Images do not belong in the copy. Retype all the entries below exactly.

=-=-=

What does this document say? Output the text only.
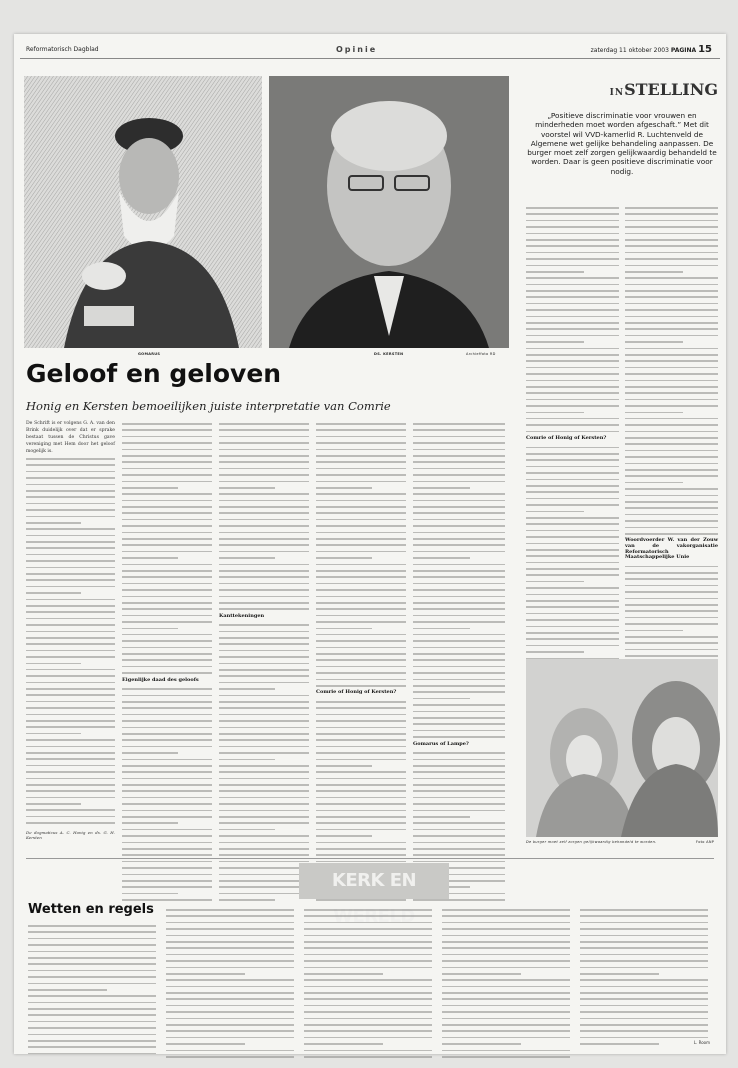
Reformatorisch Dagblad	Opinie	zaterdag 11 oktober 2003 PAGINA 15
GOMARUS	DS. KERSTEN	Archieffoto RD
INSTELLING
„Positieve discriminatie voor vrouwen en minderheden moet worden afgeschaft.” Met dit voorstel wil VVD-kamerlid R. Luchtenveld de Algemene wet gelijke behandeling aanpassen. De burger moet zelf zorgen gelijkwaardig behandeld te worden. Daar is geen positieve discriminatie voor nodig.
Geloof en geloven
Honig en Kersten bemoeilijken juiste interpretatie van Comrie
De Schrift is er volgens G. A. van den Brink duidelijk over dat er sprake bestaat tussen de Christus gave vereniging met Hem door het geloof mogelijk is.
De dogmaticus A. C. Honig en ds. G. H. Kersten
Eigenlijke daad des geloofs
Kanttekeningen
Comrie of Honig of Kersten?
Gomarus of Lampe?
Comrie of Honig of Kersten?
Woordvoerder W. van der Zouw van de vakorganisatie Reformatorisch Maatschappelijke Unie
De burger moet zelf zorgen gelijkwaardig behandeld te worden.	Foto ANP
KERK EN WERELD
Wetten en regels
L. Room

=-=-=

*IN RESPONSE*:
What does this document say? Output the text only.
Reformatorisch Dagblad	Opinie	zaterdag 11 oktober 2003 PAGINA 15
GOMARUS	DS. KERSTEN	Archieffoto RD
INSTELLING
„Positieve discriminatie voor vrouwen en minderheden moet worden afgeschaft.” Met dit voorstel wil VVD-kamerlid R. Luchtenveld de Algemene wet gelijke behandeling aanpassen. De burger moet zelf zorgen gelijkwaardig behandeld te worden. Daar is geen positieve discriminatie voor nodig.
Geloof en geloven
Honig en Kersten bemoeilijken juiste interpretatie van Comrie
De Schrift is er volgens G. A. van den Brink duidelijk over dat er sprake bestaat tussen de Christus gave vereniging met Hem door het geloof mogelijk is.
De dogmaticus A. C. Honig en ds. G. H. Kersten
Eigenlijke daad des geloofs
Kanttekeningen
Comrie of Honig of Kersten?
Gomarus of Lampe?
Comrie of Honig of Kersten?
Woordvoerder W. van der Zouw van de vakorganisatie Reformatorisch Maatschappelijke Unie
De burger moet zelf zorgen gelijkwaardig behandeld te worden.	Foto ANP
KERK EN WERELD
Wetten en regels
L. Room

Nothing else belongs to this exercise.